- **What the task requires**
Look through the listing for the word "виконаних". Copy each line that has it.

- **Records to process**
• • • •
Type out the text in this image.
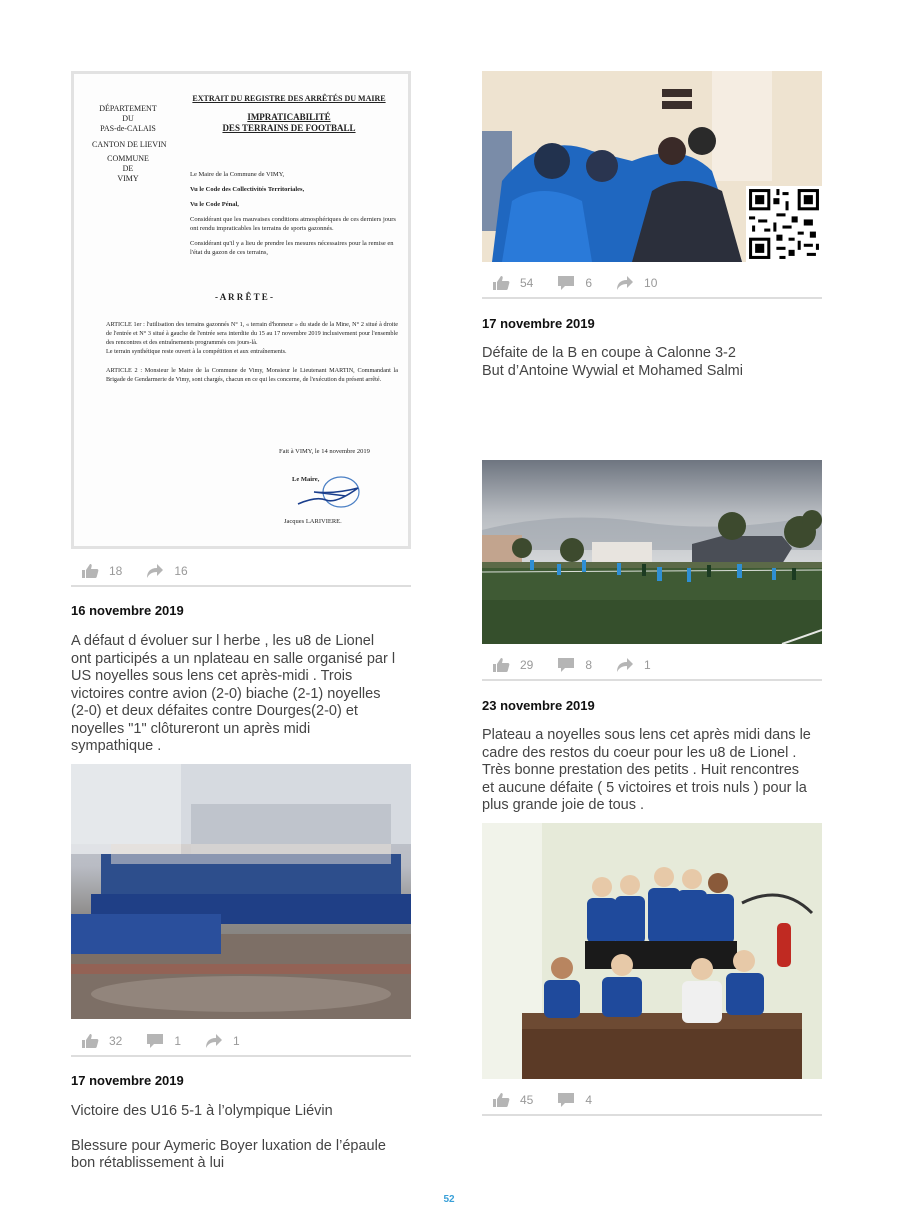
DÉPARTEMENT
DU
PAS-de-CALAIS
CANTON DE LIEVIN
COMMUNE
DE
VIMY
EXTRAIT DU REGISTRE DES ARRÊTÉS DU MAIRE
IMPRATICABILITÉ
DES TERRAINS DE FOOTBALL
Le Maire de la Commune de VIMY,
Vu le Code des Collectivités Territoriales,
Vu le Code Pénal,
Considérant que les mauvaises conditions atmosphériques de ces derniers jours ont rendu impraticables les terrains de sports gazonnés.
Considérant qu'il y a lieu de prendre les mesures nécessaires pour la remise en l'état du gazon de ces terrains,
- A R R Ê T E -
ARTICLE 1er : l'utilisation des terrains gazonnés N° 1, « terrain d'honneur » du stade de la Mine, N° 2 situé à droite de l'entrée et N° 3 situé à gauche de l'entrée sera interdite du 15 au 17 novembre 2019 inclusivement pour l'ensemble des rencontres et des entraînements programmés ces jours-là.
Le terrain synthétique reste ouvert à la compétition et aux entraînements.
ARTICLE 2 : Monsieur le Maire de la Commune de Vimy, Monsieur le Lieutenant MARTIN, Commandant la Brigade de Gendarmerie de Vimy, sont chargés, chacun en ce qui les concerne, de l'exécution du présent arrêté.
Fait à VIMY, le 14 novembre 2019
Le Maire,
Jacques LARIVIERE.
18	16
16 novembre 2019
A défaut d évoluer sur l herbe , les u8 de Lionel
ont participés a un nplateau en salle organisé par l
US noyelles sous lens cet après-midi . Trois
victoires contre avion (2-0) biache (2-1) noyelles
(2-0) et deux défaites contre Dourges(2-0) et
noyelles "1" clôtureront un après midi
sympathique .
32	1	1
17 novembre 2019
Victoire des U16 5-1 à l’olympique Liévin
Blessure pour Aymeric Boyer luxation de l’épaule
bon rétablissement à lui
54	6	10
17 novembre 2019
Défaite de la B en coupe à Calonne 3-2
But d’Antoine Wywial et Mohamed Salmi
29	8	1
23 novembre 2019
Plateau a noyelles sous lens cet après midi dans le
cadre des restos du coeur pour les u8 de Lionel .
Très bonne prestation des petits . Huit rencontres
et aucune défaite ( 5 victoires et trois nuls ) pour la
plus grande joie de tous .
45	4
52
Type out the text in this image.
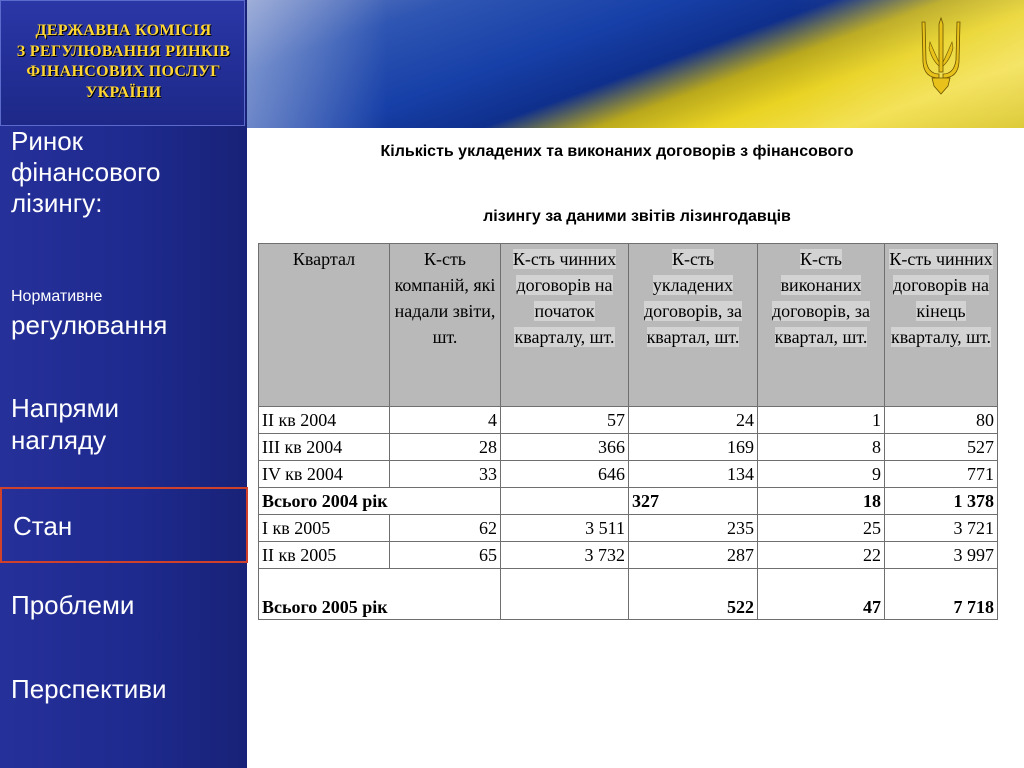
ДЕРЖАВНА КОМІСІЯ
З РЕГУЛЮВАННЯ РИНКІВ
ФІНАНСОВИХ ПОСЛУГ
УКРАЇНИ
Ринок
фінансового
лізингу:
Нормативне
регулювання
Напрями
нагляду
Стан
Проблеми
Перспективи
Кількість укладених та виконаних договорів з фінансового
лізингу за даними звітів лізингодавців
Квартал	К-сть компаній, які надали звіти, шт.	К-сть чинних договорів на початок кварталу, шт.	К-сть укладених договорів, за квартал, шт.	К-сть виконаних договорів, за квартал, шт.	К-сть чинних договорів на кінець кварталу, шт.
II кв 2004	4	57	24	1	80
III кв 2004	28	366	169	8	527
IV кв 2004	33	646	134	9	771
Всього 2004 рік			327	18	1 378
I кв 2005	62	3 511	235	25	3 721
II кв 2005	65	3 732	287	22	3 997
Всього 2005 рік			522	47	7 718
• • • •
- **Solution to the exercise**
Кількість укладених та виконаних договорів з фінансового
Квартал	К-сть компаній, які надали звіти, шт.	К-сть чинних договорів на початок кварталу, шт.	К-сть укладених договорів, за квартал, шт.	К-сть виконаних договорів, за квартал, шт.	К-сть чинних договорів на кінець кварталу, шт.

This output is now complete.